(Stored records)
******************************
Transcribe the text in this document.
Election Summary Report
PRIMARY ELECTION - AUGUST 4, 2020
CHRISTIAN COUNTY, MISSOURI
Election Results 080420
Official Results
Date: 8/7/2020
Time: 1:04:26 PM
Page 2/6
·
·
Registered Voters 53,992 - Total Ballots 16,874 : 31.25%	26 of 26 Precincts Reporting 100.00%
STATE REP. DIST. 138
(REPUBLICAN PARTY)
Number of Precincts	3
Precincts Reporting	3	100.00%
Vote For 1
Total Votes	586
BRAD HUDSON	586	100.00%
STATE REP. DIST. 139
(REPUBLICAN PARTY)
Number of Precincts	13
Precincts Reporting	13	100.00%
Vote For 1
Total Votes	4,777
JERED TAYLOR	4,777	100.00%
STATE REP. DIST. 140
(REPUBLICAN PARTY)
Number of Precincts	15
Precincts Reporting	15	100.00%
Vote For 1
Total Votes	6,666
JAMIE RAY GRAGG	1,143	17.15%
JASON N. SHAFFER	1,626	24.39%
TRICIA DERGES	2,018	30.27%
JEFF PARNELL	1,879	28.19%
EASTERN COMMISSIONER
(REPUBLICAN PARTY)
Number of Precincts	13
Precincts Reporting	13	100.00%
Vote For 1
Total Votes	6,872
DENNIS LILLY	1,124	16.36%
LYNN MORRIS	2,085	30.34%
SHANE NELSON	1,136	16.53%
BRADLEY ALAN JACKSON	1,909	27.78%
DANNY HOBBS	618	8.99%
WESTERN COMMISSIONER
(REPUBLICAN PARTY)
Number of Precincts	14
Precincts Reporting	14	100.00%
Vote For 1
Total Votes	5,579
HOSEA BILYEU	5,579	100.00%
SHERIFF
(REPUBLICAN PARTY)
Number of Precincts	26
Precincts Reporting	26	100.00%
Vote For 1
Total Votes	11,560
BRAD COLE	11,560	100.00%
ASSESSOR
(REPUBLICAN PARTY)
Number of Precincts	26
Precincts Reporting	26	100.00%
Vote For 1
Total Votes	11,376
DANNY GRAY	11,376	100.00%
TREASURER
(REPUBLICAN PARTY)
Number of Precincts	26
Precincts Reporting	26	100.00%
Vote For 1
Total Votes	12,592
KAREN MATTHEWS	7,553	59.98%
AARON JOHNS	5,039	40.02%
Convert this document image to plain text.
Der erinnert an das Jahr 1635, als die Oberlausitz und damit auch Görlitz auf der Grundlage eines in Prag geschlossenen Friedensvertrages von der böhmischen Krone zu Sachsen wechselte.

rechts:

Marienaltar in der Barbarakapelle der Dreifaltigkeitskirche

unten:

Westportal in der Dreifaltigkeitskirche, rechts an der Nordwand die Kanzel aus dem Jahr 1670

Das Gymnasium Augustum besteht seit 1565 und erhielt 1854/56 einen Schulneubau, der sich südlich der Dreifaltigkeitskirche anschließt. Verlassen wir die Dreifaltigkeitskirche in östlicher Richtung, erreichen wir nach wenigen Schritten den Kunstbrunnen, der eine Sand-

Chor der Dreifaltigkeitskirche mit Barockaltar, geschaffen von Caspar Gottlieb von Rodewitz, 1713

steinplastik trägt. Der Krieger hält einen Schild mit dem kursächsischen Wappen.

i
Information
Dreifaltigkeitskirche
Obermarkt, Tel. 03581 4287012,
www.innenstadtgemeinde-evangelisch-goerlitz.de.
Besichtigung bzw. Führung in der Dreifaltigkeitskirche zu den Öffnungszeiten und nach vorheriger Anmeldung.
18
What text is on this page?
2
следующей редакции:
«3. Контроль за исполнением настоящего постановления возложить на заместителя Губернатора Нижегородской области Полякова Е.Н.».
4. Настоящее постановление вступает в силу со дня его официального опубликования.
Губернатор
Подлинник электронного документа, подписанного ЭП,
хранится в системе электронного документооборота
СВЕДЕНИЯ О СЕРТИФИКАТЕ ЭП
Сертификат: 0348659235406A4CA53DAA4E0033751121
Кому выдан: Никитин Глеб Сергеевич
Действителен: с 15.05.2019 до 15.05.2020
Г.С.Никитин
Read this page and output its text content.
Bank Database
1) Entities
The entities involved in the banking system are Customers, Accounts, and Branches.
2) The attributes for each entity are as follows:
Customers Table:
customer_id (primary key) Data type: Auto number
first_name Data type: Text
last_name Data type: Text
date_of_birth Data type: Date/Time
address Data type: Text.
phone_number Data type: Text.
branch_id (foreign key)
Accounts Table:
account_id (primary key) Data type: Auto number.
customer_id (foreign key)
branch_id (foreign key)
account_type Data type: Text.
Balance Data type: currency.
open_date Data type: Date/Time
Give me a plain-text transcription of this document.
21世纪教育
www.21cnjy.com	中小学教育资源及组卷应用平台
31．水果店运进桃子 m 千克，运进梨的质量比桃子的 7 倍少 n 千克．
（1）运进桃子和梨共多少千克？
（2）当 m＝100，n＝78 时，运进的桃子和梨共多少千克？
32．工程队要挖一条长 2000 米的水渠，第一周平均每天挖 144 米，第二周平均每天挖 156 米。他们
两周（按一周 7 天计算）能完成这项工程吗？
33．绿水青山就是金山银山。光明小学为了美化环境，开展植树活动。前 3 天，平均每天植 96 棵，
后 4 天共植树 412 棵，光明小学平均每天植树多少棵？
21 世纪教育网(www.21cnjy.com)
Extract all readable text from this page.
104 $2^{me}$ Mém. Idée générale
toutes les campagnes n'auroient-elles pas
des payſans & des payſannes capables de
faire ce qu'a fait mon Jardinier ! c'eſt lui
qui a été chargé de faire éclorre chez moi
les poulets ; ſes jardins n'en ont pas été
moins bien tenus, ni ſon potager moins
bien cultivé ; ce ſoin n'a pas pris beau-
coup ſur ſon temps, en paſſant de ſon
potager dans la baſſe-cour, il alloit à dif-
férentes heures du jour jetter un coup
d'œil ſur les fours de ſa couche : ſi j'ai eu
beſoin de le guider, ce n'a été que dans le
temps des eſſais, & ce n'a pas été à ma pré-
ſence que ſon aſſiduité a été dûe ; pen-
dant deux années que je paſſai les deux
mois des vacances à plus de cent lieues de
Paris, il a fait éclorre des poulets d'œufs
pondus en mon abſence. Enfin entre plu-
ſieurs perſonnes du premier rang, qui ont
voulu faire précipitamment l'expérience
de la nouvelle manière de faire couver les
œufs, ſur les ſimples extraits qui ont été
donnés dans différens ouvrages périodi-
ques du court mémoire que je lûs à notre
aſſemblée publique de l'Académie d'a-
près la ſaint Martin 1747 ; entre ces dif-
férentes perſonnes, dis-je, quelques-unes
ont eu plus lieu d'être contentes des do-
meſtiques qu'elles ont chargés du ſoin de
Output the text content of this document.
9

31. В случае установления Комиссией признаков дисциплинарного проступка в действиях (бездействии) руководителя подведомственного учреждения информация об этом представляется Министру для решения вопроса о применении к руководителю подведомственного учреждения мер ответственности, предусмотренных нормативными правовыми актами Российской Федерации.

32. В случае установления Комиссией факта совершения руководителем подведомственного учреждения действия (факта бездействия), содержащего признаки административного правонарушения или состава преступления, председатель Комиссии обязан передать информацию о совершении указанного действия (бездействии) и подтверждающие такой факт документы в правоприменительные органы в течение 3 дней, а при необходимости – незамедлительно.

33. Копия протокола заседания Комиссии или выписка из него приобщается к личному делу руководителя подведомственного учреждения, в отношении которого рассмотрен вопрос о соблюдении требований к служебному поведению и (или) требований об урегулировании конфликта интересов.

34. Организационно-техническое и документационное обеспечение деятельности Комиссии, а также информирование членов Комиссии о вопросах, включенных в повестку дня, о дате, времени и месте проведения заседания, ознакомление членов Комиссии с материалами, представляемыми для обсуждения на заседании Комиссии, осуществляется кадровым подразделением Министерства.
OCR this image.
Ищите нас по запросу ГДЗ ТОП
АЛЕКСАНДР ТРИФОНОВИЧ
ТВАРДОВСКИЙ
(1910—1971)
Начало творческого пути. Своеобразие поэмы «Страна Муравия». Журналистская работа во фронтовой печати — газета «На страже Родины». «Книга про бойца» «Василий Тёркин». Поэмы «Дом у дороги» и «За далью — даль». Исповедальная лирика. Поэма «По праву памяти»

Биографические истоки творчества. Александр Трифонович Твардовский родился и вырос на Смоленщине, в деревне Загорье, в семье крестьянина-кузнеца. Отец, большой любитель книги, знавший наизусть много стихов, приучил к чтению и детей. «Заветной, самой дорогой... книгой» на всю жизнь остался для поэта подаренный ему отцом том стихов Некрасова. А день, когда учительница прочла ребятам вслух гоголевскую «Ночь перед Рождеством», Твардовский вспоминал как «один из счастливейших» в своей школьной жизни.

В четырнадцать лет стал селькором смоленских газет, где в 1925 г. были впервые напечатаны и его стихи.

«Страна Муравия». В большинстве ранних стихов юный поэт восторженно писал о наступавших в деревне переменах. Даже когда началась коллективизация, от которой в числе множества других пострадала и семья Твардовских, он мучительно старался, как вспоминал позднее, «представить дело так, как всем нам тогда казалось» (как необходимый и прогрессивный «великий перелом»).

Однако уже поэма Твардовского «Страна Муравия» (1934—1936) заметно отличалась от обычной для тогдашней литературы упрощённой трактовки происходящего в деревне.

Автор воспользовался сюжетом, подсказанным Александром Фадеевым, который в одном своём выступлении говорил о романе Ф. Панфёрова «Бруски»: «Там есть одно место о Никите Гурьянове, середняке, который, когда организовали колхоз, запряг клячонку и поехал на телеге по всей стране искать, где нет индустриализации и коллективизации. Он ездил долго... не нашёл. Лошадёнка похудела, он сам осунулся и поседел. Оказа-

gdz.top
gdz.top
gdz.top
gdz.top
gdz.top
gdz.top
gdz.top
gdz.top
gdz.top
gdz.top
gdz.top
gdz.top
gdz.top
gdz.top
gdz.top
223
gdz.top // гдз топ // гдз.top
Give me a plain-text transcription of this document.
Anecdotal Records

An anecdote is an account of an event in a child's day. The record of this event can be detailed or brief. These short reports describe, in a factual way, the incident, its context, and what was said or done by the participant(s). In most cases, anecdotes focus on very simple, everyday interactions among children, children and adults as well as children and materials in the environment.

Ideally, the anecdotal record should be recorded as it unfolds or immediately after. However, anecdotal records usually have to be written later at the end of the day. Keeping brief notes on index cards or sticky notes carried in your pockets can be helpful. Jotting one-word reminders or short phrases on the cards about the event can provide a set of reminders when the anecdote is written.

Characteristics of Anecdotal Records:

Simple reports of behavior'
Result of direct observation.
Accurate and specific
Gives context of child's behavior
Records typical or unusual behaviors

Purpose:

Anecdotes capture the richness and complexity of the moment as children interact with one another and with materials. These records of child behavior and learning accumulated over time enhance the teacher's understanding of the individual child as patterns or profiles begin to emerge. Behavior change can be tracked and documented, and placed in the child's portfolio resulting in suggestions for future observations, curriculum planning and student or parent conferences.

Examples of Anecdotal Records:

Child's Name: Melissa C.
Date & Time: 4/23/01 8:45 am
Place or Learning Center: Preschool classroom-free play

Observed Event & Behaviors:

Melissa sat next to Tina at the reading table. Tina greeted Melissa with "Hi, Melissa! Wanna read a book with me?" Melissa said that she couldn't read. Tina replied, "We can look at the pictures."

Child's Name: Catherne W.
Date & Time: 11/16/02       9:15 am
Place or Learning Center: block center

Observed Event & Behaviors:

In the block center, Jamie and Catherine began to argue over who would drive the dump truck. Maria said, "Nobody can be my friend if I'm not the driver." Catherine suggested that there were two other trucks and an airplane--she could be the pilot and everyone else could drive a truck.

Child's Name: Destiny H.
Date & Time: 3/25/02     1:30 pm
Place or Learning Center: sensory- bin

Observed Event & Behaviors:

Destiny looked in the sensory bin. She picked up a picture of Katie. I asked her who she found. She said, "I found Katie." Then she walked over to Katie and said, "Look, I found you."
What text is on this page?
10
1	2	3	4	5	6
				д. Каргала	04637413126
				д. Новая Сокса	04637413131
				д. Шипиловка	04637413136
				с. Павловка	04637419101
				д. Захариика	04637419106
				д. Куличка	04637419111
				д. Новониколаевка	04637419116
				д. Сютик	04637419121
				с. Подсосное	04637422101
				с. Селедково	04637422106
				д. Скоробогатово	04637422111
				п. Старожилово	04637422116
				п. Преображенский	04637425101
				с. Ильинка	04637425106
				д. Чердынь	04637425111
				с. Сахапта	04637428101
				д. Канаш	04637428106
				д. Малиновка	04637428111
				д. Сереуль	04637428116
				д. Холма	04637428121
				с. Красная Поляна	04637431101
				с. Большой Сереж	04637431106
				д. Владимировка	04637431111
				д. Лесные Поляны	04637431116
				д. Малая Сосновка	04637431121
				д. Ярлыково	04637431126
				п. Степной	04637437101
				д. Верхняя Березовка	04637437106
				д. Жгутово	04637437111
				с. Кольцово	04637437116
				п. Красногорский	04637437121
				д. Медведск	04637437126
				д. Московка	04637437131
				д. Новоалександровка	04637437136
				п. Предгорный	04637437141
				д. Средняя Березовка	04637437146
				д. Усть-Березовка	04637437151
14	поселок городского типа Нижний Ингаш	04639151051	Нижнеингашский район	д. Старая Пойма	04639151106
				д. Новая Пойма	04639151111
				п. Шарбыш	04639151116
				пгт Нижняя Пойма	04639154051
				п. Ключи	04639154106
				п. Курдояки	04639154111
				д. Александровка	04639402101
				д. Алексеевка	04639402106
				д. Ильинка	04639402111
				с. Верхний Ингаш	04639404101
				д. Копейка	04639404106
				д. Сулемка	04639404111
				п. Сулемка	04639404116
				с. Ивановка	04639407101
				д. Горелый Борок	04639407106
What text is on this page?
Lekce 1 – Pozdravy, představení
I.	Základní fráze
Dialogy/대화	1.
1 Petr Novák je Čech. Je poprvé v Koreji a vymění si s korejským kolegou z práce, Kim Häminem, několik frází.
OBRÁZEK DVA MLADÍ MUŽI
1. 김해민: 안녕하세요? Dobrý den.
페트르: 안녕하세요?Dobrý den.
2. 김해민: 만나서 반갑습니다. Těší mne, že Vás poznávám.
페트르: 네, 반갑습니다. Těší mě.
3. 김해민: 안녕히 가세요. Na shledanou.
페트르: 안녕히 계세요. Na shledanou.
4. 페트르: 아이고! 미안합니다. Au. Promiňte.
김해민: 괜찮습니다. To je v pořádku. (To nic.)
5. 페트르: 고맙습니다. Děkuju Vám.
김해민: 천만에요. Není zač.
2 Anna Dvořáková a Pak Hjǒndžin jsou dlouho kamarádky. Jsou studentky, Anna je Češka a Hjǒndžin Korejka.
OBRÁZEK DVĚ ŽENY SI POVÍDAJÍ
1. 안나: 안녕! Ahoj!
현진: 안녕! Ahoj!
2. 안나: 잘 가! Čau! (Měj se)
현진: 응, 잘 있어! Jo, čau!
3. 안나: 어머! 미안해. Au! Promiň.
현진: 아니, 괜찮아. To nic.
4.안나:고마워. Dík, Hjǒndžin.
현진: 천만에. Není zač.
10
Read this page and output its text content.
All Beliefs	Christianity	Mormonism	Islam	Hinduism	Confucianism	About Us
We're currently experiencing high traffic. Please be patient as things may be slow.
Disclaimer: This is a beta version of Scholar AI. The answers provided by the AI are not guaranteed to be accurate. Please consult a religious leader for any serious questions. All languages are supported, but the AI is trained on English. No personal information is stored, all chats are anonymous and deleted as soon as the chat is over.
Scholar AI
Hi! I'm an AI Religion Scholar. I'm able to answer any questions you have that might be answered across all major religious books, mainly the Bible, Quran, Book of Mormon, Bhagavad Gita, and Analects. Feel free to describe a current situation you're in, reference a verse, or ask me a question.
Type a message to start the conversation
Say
******************************
Work instructions
Identify each line holding the string "einen", and copy it out.

Task response
Das Gymnasium Augustum besteht seit 1565 und erhielt 1854/56 einen Schulneubau, der sich südlich der Dreifaltigkeitskirche anschließt. Verlassen wir die Dreifaltigkeitskirche in östlicher Richtung, erreichen wir nach wenigen Schritten den Kunstbrunnen, der eine Sand-
steinplastik trägt. Der Krieger hält einen Schild mit dem kursächsischen Wappen.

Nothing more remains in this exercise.